#### Excerpt
▶
Print Friendly

Rockwell, Geoffrey, Department of Philosophy and Humanities Computing, University of Alberta, Canada, geoffrey.rockwell@ualberta.ca
Brown, Susan, University of Alberta and University of Guelph, Canada, sibrown@ualberta.ca
Chartrand, James, Open Sky Solutions, Canada, jc.chartrand@gmail.com
Hesemeier, Susan, University of Alberta, Canada, s.hesemeier@ualberta.ca

Introduction

The Canadian Writing Research Collaboratory (CWRC) has developed an in-browser text markup editor called CWRC-Writer for use by collaborative scholarly editing projects. This poster will demonstrate the editor and discuss the named entity annotation features that use stand-off RDF for text annotation. The combination of the poster and demonstration will:

  • Introduce CWRC-Writer so that attendees can try it on their own,
  • Show the hybrid markup model that combines in-text XML and stand-off RDF, and
  • Explain the agile development process followed and recruit testers.

We deliberately propose this as a poster for two reasons. First, we want to provide an opportunity for attendees to try CWRC-Writer. Second, we want to recruit a larger circle of individuals and projects willing to test it with real editing needs.1

CWRC-Writer

CWRC-Writer is an open-source scholarly editor that is undergoing extensive testing and real-world use in scholarly editing projects. CWRC-writer has or will have the following features:

Figure 1

Figure 1: Screen shot of CWRC-Writer showing the tagging options

  • Close-to-WYSIWYG editing and enrichment of scholarly texts with meaningful visual representations of markup
  • Ability to add named entity annotations to texts
  • Ability to combine TEI markup for the text and stand-off RDF for named entities
  • Ability to export using ‘weavers’ that recombine the plain text, the TEI, and the RDF into different forms (including an embedded TEI-compliant XML)
  • Documented code to allow editorial projects to incorporate CWRC-Writer into their environments

Background to CWRC-Writer

The Mashing Texts project, which was funded by the Social Science and Humanities Research Council of Canada, developed a prototype text collection and editing environment (called JiTR) that included a Java Web Start XML editor built on Eclipse by Open Sky Solutions.2 The idea was to test the viability of an easy-to-use editor that could be launched from a web-based collections manager with the text that the user wanted to edit. This meant that users would not have to buy and install a complicated editor. Simultaneously, Open Sky Solutions had been developing a similar XML editor for the Russell Letters project led by Dr. Nicholas Griffin at McMaster University.2 While these editors worked, the time they took to load via the Internet was too long, and developments in browser-based JavaScript editors made it feasible to re-implement the editor as something easy to use in the browser itself.
◀
#### Given information
▶
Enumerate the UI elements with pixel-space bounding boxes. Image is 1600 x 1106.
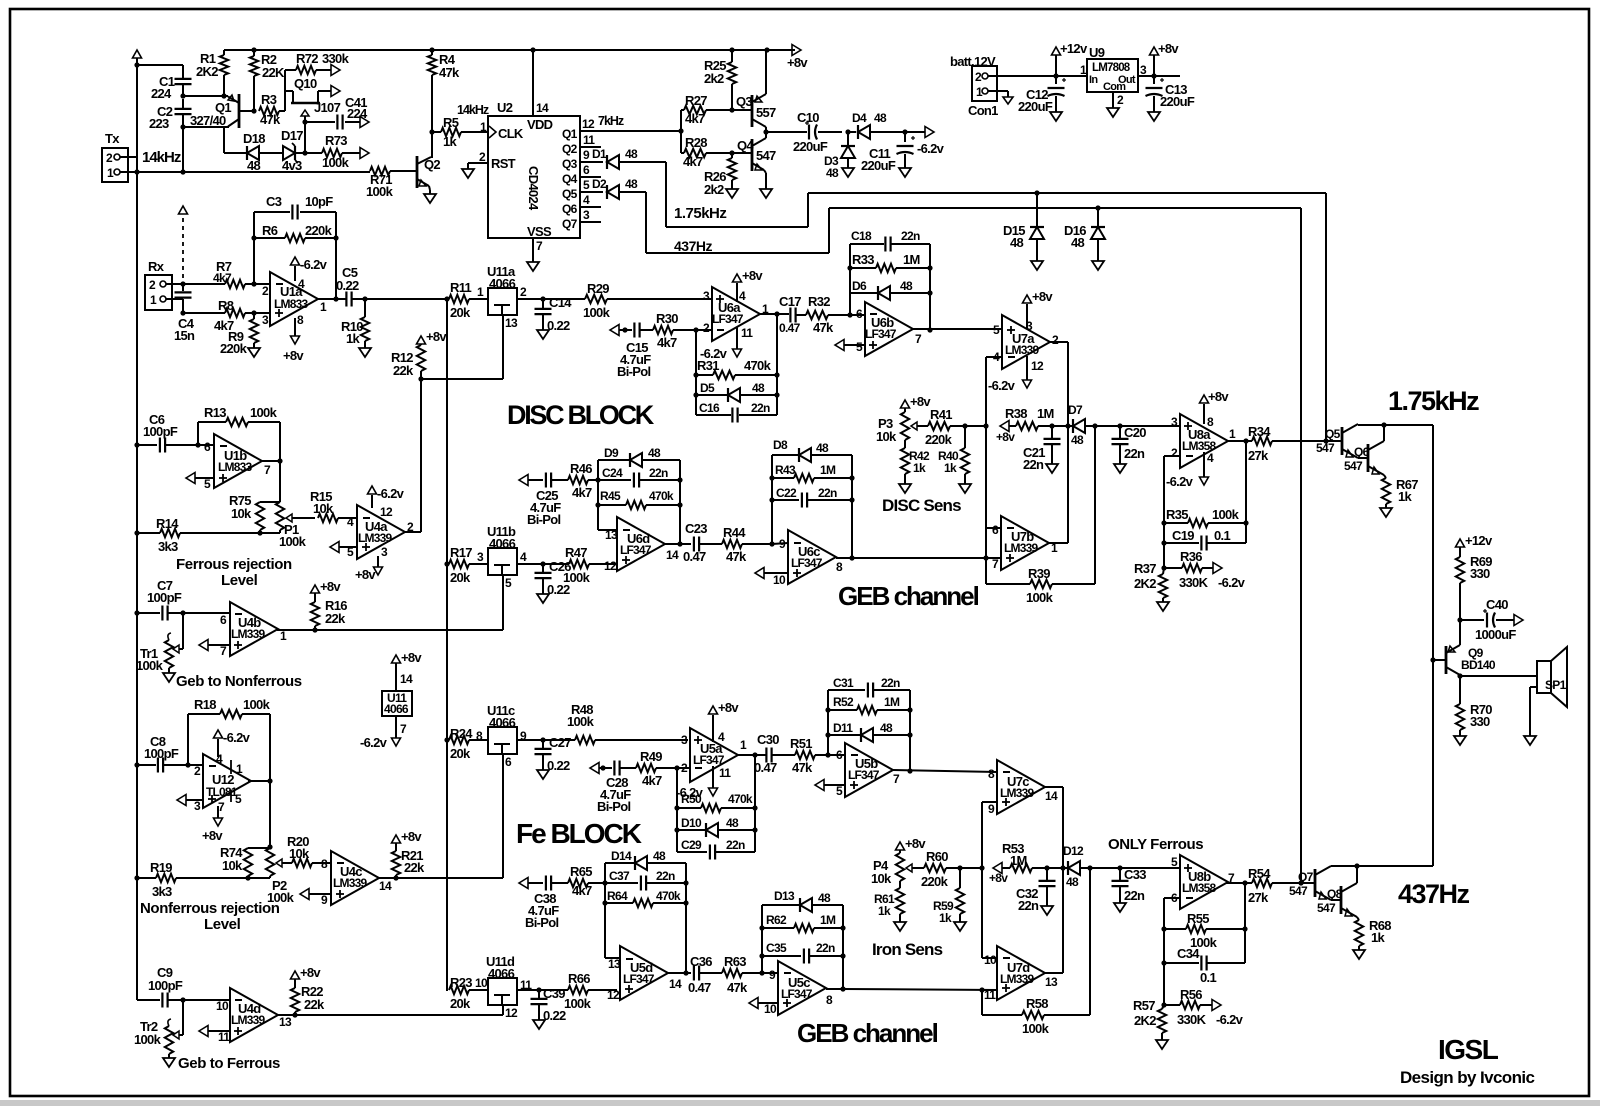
◀
#### Problem set
1. In the CWRC-Writer abstract:
(a) What is the name of the in-browser text markup editor that CWRC developed?
(b) Which project was Open Sky Solutions developing a similar XML editor for, and at which university?
(c) What three things do the 'weavers' recombine?
2. Could you copy the CWRC-Writer abstract from "Introduction" up to and including "and recruit testers.", switching "stand-off RDF" to "embedded RDFa"?
3. Can you pick up the CWRC-Writer abstract after its last sentence and carry it on?

#### Results for each task
1.
(a) CWRC-Writer
(b) The Russell Letters project at McMaster University
(c) The plain text, the TEI, and the RDF

2.
Introduction

The Canadian Writing Research Collaboratory (CWRC) has developed an in-browser text markup editor called CWRC-Writer for use by collaborative scholarly editing projects. This poster will demonstrate the editor and discuss the named entity annotation features that use embedded RDFa for text annotation. The combination of the poster and demonstration will:

  • Introduce CWRC-Writer so that attendees can try it on their own,
  • Show the hybrid markup model that combines in-text XML and embedded RDFa, and
  • Explain the agile development process followed and recruit testers.

3.
CWRC, which is funded by the Canada Foundation for Innovation to develop a collaborative editing and publishing environment, is therefore developing an in-browser editor dubbed CWRC-Writer.3 CWRC has built the first usable version of the editor and is working on a second version for the Spring of 2012. The development is led by James Chartrand of Open Sky Solutions. CWRC-Writer is based on TinyMCE, a javascript editor using jQuery to extend functionality.4

Agile Development Process

This project uses an agile development model to develop the editor in close consultation with CWRC partner projects and member projects. As part of the JiTR project, we developed personas and usage scenarios for those personas. CWRC, once funded, then developed specific use case scenarios for the XML editor with wireframes showing how it might be launched (from an editorial environment) and how it might look. Now we are developing this editor in iterations with input from partner projects that use it in their editing or born-digital writing. With the partners we follow an agile process that involves:

  1. Presenting prototypes to the partners with suggestions of what we want tested and where we need suggestions. Susan Hesemeier manages this process.
  2. Summarizing the feedback and prioritizing the next features to be developed. Dr. Rockwell and Dr. Brown do the prioritizing in consultation with the developer.
  3. Responding to queries as Open Sky Solutions develops the next iteration of the prototype.
  4. Initial testing of the prototype by a researcher to address any obvious bugs so as not to waste partner time.
  5. Presenting it back again to the partner participants to be used with their texts. Back to 1.

Each iteration takes about a month and we have completed three. Partner projects are committed to iterative development and have research assistants to help with testing in context.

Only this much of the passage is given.